(Data entries for graphics)
━━━━━━━━━━━━━━━━━━━━
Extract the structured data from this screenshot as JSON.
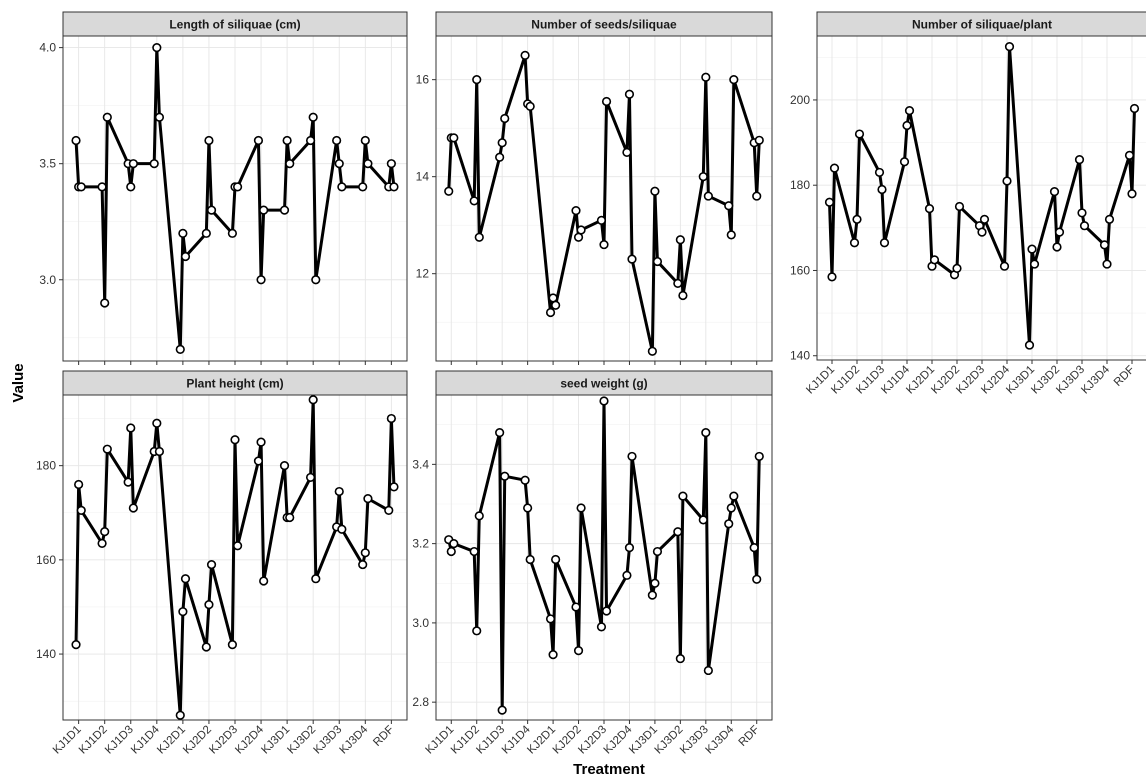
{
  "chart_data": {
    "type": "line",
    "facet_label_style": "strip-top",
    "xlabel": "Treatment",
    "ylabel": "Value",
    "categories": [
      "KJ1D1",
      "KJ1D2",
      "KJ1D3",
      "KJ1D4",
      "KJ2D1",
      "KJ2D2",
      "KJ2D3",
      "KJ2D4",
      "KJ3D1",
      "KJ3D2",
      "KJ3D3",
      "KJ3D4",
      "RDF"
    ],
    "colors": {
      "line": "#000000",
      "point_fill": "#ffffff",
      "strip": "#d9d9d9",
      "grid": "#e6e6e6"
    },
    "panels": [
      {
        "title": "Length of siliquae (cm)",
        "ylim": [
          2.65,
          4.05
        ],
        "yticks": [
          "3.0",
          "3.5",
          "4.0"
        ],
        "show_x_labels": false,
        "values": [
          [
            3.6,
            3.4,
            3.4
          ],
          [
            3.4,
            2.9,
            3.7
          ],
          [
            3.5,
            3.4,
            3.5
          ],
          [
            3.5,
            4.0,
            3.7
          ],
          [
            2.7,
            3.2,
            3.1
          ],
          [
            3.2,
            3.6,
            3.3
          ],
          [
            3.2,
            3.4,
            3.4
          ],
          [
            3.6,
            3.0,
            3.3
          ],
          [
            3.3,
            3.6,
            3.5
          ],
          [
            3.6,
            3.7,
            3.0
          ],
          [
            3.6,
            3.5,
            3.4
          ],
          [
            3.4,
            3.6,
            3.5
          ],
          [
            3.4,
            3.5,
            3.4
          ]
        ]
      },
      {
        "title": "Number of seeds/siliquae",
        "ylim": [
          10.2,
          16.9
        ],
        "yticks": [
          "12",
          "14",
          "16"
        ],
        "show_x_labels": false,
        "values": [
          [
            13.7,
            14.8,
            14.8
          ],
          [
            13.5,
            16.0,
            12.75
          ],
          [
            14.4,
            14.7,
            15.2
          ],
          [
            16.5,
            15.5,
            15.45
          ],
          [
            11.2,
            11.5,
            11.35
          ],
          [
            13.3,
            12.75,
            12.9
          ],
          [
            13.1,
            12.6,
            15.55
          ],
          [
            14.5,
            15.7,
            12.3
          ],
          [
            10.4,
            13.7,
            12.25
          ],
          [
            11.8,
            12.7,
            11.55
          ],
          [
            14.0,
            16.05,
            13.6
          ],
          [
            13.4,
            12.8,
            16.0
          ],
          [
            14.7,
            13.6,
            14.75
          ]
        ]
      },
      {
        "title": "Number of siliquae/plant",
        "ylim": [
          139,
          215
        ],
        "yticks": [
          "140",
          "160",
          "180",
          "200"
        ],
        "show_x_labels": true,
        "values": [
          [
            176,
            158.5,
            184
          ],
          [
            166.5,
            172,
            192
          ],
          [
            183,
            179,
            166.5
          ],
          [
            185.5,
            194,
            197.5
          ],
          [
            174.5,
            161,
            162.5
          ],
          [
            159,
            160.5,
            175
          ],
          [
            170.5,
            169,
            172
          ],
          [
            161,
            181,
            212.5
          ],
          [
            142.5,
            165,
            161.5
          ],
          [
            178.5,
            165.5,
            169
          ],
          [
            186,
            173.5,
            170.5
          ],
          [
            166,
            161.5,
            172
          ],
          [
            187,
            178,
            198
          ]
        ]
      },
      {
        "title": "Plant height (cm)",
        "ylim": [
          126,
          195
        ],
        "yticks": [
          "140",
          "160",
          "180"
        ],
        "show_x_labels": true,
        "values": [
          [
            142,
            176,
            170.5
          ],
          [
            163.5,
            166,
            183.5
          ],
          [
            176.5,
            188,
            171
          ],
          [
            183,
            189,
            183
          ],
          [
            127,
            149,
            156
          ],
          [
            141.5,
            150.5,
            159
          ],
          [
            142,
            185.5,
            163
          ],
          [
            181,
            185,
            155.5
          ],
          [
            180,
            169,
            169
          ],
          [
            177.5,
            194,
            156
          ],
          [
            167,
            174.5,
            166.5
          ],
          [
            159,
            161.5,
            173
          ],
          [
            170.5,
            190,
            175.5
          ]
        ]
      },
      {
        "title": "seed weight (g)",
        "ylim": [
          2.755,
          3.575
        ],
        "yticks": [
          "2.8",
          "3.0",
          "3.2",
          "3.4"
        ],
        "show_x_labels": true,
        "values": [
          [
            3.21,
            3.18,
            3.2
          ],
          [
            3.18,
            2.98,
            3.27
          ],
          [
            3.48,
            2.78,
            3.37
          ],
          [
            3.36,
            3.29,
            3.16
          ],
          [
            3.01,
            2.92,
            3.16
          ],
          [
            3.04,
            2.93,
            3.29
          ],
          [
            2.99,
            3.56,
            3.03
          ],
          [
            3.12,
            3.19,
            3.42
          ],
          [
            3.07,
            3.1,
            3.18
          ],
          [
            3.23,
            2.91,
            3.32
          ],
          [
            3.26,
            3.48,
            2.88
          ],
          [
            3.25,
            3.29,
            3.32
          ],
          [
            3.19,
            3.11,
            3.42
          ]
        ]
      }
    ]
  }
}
━━━━━━━━━━━━━━━━━━━━
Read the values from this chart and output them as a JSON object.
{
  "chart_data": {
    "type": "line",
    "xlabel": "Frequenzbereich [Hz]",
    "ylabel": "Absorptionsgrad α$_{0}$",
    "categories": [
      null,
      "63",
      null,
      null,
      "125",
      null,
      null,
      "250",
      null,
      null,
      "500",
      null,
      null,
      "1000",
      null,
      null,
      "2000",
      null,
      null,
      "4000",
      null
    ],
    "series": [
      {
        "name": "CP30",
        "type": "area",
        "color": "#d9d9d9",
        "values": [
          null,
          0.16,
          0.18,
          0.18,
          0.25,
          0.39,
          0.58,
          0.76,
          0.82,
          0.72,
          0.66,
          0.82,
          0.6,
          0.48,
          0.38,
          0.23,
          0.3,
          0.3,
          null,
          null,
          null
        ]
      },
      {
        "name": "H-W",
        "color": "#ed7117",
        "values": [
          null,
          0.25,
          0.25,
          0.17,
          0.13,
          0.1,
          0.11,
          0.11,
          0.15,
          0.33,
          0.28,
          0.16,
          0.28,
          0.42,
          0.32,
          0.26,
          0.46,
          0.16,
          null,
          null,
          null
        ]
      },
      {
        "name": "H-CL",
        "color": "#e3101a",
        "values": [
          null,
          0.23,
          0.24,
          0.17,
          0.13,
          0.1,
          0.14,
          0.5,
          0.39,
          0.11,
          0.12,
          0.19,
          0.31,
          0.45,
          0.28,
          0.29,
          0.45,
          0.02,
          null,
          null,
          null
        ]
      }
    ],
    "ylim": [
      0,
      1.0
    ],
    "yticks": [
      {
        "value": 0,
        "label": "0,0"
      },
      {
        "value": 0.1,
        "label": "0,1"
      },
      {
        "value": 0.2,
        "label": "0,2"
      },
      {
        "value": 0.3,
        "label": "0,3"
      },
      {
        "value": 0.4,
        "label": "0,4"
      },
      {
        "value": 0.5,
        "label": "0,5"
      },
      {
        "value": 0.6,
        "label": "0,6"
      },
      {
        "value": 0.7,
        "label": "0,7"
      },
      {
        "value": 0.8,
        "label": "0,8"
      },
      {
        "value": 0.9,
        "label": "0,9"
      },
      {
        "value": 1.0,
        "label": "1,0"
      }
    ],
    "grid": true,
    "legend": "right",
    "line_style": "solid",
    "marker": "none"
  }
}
━━━━━━━━━━━━━━━━━━━━
> STATED PROBLEM
Look through the entries above; copy each line where the string "siliquae" appears.

> PROBLEM SOLUTION
        "title": "Length of siliquae (cm)",
        "title": "Number of seeds/siliquae",
        "title": "Number of siliquae/plant",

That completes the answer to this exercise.